* **Task inputs**
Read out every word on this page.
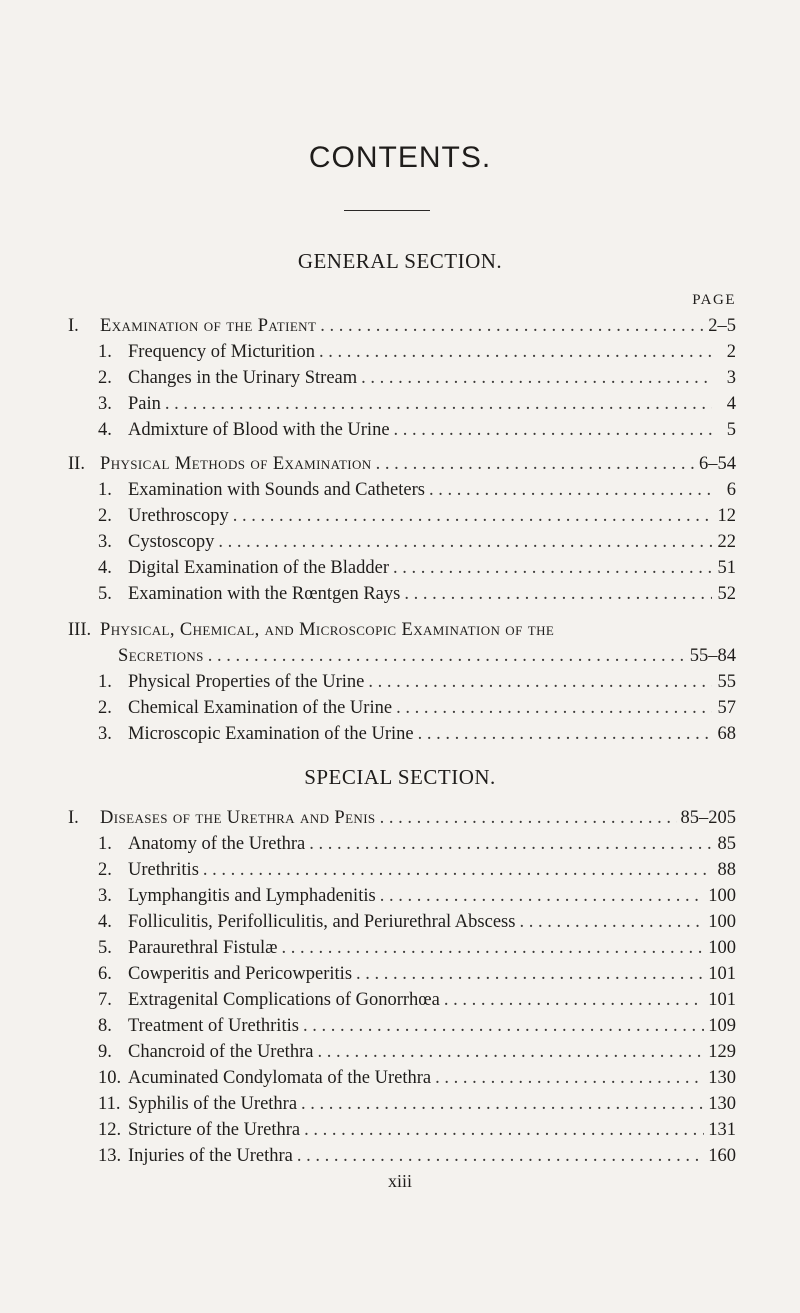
CONTENTS.
GENERAL SECTION.
PAGE
I.	Examination of the Patient . . .	2–5
1. Frequency of Micturition . . .	2
2. Changes in the Urinary Stream . . .	3
3. Pain . . .	4
4. Admixture of Blood with the Urine . . .	5
II. Physical Methods of Examination . . .	6–54
1. Examination with Sounds and Catheters . . .	6
2. Urethroscopy . . .	12
3. Cystoscopy . . .	22
4. Digital Examination of the Bladder . . .	51
5. Examination with the Rœntgen Rays . . .	52
III. Physical, Chemical, and Microscopic Examination of the
Secretions . . .	55–84
1. Physical Properties of the Urine . . .	55
2. Chemical Examination of the Urine . . .	57
3. Microscopic Examination of the Urine . . .	68
SPECIAL SECTION.
I.	Diseases of the Urethra and Penis . . .	85–205
1. Anatomy of the Urethra . . .	85
2. Urethritis . . .	88
3. Lymphangitis and Lymphadenitis . . .	100
4. Folliculitis, Perifolliculitis, and Periurethral Abscess . . .	100
5. Paraurethral Fistulæ . . .	100
6. Cowperitis and Pericowperitis . . .	101
7. Extragenital Complications of Gonorrhœa . . .	101
8. Treatment of Urethritis . . .	109
9. Chancroid of the Urethra . . .	129
10. Acuminated Condylomata of the Urethra . . .	130
11. Syphilis of the Urethra . . .	130
12. Stricture of the Urethra . . .	131
13. Injuries of the Urethra . . .	160
xiii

* **Description of the task**
Without the pictures, output the full listing exactly as it stands.

* **Response to the task**
Read out every word on this page.
CONTENTS.
GENERAL SECTION.
PAGE
I.	Examination of the Patient . . .	2–5
1. Frequency of Micturition . . .	2
2. Changes in the Urinary Stream . . .	3
3. Pain . . .	4
4. Admixture of Blood with the Urine . . .	5
II. Physical Methods of Examination . . .	6–54
1. Examination with Sounds and Catheters . . .	6
2. Urethroscopy . . .	12
3. Cystoscopy . . .	22
4. Digital Examination of the Bladder . . .	51
5. Examination with the Rœntgen Rays . . .	52
III. Physical, Chemical, and Microscopic Examination of the
Secretions . . .	55–84
1. Physical Properties of the Urine . . .	55
2. Chemical Examination of the Urine . . .	57
3. Microscopic Examination of the Urine . . .	68
SPECIAL SECTION.
I.	Diseases of the Urethra and Penis . . .	85–205
1. Anatomy of the Urethra . . .	85
2. Urethritis . . .	88
3. Lymphangitis and Lymphadenitis . . .	100
4. Folliculitis, Perifolliculitis, and Periurethral Abscess . . .	100
5. Paraurethral Fistulæ . . .	100
6. Cowperitis and Pericowperitis . . .	101
7. Extragenital Complications of Gonorrhœa . . .	101
8. Treatment of Urethritis . . .	109
9. Chancroid of the Urethra . . .	129
10. Acuminated Condylomata of the Urethra . . .	130
11. Syphilis of the Urethra . . .	130
12. Stricture of the Urethra . . .	131
13. Injuries of the Urethra . . .	160
xiii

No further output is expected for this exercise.